> [Quoted passage]:
---------------

We learned about some of the basic ideas behind probability: what it represents, how to calculate it and some rules for approaching our calculations. We motivated our examples using coins, dice and cards since they represent real-world examples. In all the examples we've used so far, we have the same implicit assumption: we have assumed that the probability of observing any single outcome is equally likely. That is, the probability of rolling a 1 on a six-sided dice is the same as the probability of rolling a 6. This assumption of probability being equally distributed across the different outcomes is valid for some phenomena, but not so in general.

As we progress, we'll discuss different ways that probability can be distributed across the different outcomes of the experiment and explore some examples of said probability distributions. The quickest way to understand how probability is distributed is to look at a visualization. To use the dice roll as an example again, we know that each outcome has a 1 in 6 probability of happening, so its probability distribution would look like:

![image.png](attachment:image.png)

Knowing how probability is distributed is important because it tells us many important things about the experiment, such as:

* what outcomes has the highest probability associated with it?
* what would be the probability of observing a range of outcomes instead of just a single one?

In this case, all of the outcomes are equally likely, so we see a characteristically flat line as expected. If we were to visualize the probability distribution for a coin toss or drawing a single card, we would also see a similarly flat curve.

The "shape" of this probability distribution is so common that it has been given a special name: The **Uniform Distribution**. We can represent the probabilities of a dice roll, coin toss, and card drawing all as a uniform distribution, with some slight tweaks to adjust it to each particular situation. We'll start our exploration of probability distributions with the uniform.

We saw a visualization of how the probability is distributed for a single dice roll. If the probabilities of a random experiment take on a flat shape, we say it follows a uniform distribution.

---------------

(Data entries)
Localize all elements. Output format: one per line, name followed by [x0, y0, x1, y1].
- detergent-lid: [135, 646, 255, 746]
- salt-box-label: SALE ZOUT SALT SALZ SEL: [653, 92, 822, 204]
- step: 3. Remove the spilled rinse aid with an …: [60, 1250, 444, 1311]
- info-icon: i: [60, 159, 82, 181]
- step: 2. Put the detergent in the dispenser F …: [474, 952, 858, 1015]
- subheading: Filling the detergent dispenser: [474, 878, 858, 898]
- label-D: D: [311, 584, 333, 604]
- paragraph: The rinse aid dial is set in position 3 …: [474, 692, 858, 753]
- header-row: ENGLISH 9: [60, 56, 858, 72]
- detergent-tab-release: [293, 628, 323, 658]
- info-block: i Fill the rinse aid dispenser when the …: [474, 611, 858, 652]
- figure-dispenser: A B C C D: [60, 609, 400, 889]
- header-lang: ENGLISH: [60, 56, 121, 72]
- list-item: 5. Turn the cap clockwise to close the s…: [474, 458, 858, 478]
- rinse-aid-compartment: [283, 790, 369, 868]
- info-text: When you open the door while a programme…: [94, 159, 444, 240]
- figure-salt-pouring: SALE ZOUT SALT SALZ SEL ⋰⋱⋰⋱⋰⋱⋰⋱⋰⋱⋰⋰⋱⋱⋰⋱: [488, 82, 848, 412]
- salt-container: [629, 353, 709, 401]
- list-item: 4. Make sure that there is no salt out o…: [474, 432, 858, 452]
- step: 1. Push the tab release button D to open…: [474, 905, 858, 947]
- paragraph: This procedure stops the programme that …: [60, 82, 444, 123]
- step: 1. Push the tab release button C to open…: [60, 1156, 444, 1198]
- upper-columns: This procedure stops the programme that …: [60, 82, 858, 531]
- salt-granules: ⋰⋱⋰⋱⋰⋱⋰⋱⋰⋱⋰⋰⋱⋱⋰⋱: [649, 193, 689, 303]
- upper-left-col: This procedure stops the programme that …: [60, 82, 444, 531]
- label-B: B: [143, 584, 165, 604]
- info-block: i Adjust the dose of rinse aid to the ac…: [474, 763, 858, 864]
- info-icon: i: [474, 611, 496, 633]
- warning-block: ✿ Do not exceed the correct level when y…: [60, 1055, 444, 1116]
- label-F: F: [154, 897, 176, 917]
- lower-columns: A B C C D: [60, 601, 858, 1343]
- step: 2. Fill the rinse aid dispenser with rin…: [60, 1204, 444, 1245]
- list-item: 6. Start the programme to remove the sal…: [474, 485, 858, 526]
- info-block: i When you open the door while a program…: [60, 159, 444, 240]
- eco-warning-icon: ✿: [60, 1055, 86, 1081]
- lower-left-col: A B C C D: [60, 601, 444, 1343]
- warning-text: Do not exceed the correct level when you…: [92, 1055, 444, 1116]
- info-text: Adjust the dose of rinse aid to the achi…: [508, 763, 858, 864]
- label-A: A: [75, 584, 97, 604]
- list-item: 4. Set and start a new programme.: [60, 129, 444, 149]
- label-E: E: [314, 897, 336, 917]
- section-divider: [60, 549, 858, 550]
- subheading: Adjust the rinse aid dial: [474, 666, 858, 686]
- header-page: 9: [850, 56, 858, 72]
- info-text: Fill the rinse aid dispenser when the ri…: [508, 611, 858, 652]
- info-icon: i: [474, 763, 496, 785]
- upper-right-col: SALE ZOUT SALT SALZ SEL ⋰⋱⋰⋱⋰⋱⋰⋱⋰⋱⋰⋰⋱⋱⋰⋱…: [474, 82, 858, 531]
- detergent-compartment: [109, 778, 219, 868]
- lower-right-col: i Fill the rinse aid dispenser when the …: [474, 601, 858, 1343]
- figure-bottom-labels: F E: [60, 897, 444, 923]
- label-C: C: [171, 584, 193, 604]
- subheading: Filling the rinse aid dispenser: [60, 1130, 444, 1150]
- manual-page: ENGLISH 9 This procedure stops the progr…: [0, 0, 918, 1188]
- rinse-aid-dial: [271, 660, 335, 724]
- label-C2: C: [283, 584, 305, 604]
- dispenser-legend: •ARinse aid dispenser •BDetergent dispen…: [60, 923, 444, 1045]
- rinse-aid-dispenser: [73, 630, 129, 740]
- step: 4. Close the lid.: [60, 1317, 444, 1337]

---------------

> [Directions]:
a: Name the experiments that the passage on probability distributions says can all be represented as a uniform distribution.
b: Repeat word for word the part of the passage on probability distributions starting with "In this case, all" and going on through "with the uniform.".

> [Answers]:
a:
- A dice roll
- A coin toss
- Card drawing

b:
In this case, all of the outcomes are equally likely, so we see a characteristically flat line as expected. If we were to visualize the probability distribution for a coin toss or drawing a single card, we would also see a similarly flat curve.

The "shape" of this probability distribution is so common that it has been given a special name: The **Uniform Distribution**. We can represent the probabilities of a dice roll, coin toss, and card drawing all as a uniform distribution, with some slight tweaks to adjust it to each particular situation. We'll start our exploration of probability distributions with the uniform.